» EXERCISE DIRECTIONS
The required output is a single number: how many lines of the material contain the string "wenn".

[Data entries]
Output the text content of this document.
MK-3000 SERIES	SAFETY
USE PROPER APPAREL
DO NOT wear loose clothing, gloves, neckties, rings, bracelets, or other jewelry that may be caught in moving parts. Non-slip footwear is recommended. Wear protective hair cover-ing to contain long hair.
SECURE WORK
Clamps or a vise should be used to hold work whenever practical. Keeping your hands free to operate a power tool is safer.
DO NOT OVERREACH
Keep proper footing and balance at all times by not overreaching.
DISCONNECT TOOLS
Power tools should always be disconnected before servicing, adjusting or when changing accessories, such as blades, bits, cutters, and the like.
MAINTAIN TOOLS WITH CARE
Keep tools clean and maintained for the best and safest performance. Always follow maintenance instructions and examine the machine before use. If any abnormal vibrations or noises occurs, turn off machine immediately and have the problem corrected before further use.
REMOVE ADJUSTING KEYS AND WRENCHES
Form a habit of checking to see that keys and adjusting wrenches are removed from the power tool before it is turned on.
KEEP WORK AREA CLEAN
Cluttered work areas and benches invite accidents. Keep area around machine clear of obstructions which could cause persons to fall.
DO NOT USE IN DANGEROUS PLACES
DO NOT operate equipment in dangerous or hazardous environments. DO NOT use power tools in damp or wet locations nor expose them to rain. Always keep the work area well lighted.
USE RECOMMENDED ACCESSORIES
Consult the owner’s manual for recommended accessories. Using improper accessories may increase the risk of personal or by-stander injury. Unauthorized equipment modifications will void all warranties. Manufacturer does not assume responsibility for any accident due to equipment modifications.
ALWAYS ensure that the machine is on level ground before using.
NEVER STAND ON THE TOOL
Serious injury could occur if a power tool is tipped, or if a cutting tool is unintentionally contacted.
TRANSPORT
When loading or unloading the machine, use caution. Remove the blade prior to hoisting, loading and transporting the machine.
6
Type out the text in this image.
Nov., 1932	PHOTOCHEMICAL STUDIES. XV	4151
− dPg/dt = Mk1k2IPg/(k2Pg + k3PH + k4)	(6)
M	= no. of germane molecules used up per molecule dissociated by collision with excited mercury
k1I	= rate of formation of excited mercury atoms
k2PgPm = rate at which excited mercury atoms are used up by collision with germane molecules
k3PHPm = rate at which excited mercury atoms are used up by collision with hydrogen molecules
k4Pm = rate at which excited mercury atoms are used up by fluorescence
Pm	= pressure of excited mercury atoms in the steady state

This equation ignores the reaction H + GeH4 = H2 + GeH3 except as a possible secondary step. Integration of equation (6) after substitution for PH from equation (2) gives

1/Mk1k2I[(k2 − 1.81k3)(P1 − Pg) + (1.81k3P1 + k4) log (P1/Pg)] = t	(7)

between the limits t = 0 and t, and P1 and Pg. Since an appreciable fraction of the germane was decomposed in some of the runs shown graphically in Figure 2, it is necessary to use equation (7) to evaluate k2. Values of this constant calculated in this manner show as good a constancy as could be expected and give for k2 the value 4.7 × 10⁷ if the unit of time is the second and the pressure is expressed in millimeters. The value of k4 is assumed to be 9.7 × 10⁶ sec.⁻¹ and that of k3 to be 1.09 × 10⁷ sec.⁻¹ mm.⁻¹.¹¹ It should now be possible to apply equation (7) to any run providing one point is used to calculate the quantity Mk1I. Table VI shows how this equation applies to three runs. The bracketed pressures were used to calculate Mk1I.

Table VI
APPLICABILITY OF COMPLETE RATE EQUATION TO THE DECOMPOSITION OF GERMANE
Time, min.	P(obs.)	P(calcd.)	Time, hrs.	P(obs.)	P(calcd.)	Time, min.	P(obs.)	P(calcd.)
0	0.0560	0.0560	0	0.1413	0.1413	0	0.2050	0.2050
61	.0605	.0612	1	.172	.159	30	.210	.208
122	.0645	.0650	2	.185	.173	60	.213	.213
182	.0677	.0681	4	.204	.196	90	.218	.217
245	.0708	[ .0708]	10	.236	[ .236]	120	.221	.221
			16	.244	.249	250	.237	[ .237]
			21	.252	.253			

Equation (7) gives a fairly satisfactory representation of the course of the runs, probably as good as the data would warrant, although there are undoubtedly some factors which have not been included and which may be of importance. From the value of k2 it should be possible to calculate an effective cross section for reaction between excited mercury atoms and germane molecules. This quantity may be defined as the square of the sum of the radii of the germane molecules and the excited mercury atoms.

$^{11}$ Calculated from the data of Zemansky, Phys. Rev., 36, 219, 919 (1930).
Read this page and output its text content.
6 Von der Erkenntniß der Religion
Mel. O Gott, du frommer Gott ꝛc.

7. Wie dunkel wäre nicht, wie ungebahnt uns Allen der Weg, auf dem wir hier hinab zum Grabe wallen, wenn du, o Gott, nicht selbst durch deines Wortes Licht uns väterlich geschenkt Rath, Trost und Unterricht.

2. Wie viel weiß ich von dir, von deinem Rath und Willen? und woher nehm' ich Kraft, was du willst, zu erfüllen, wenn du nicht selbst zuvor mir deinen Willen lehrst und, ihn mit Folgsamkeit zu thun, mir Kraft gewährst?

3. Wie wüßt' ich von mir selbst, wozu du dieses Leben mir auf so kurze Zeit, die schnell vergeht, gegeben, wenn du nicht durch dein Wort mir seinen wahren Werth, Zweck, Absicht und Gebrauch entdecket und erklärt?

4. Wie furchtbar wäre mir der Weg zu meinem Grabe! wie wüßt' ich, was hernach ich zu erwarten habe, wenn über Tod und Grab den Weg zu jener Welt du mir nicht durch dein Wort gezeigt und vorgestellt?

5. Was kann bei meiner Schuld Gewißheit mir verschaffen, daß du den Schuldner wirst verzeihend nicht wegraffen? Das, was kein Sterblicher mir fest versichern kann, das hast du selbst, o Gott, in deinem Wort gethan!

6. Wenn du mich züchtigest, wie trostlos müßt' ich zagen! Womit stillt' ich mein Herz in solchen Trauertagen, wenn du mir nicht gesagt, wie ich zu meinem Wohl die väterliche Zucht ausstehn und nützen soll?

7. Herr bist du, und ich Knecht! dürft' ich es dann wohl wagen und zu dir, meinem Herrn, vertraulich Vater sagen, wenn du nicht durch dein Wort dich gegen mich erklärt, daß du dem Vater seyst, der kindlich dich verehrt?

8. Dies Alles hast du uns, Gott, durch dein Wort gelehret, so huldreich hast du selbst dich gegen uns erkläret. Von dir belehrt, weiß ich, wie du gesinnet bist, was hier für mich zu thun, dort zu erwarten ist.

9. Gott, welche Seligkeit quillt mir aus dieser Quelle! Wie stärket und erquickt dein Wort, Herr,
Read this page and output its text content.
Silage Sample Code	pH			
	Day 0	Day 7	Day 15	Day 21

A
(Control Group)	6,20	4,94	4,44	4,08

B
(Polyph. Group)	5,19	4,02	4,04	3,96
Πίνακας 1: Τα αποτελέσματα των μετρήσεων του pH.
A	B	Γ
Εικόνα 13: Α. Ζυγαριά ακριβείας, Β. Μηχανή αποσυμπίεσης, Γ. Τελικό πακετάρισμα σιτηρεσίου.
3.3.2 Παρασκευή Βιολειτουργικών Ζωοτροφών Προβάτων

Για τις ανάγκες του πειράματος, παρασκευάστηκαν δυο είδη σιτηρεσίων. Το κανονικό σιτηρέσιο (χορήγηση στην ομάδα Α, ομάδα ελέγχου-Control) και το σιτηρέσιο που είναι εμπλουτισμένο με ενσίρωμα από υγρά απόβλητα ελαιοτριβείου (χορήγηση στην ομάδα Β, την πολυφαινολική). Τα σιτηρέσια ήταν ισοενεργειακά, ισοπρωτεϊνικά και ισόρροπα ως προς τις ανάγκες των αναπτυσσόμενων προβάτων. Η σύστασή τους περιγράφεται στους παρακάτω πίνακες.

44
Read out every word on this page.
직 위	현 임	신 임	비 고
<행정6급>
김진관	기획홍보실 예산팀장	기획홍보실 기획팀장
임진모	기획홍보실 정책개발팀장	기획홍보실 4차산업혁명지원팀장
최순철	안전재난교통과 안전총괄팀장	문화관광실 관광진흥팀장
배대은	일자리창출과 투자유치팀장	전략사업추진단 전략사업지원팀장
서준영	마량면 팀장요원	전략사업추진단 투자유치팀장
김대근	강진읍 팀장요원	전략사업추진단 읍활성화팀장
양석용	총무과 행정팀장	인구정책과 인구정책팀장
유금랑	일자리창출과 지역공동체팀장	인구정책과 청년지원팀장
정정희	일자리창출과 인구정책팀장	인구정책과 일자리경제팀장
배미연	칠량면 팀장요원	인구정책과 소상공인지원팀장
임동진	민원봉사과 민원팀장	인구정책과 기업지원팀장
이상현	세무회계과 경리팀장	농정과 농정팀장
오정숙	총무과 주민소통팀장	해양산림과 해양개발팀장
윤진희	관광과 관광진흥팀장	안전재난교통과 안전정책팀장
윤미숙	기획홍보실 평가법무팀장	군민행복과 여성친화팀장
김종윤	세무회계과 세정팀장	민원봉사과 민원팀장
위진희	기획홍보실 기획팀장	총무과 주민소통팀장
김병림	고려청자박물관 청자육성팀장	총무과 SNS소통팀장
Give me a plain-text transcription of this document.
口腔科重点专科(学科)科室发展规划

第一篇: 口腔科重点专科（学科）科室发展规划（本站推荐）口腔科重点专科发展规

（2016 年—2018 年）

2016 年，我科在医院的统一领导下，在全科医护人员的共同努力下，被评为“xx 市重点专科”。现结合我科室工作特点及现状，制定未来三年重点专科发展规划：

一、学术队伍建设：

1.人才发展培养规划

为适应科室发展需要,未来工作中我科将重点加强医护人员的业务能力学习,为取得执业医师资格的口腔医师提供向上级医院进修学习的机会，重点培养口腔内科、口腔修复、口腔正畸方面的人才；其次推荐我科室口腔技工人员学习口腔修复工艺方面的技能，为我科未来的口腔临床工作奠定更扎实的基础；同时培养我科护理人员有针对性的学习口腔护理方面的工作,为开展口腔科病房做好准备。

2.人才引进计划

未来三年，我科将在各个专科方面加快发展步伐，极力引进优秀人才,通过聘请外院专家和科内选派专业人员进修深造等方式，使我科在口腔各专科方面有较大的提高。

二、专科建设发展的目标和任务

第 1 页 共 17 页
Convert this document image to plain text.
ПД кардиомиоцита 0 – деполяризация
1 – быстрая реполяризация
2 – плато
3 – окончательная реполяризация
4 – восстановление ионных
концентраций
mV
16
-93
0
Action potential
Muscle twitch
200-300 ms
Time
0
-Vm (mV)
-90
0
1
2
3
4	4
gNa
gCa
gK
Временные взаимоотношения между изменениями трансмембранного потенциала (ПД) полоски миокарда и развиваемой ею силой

» RESPONSE TO THE TASK
6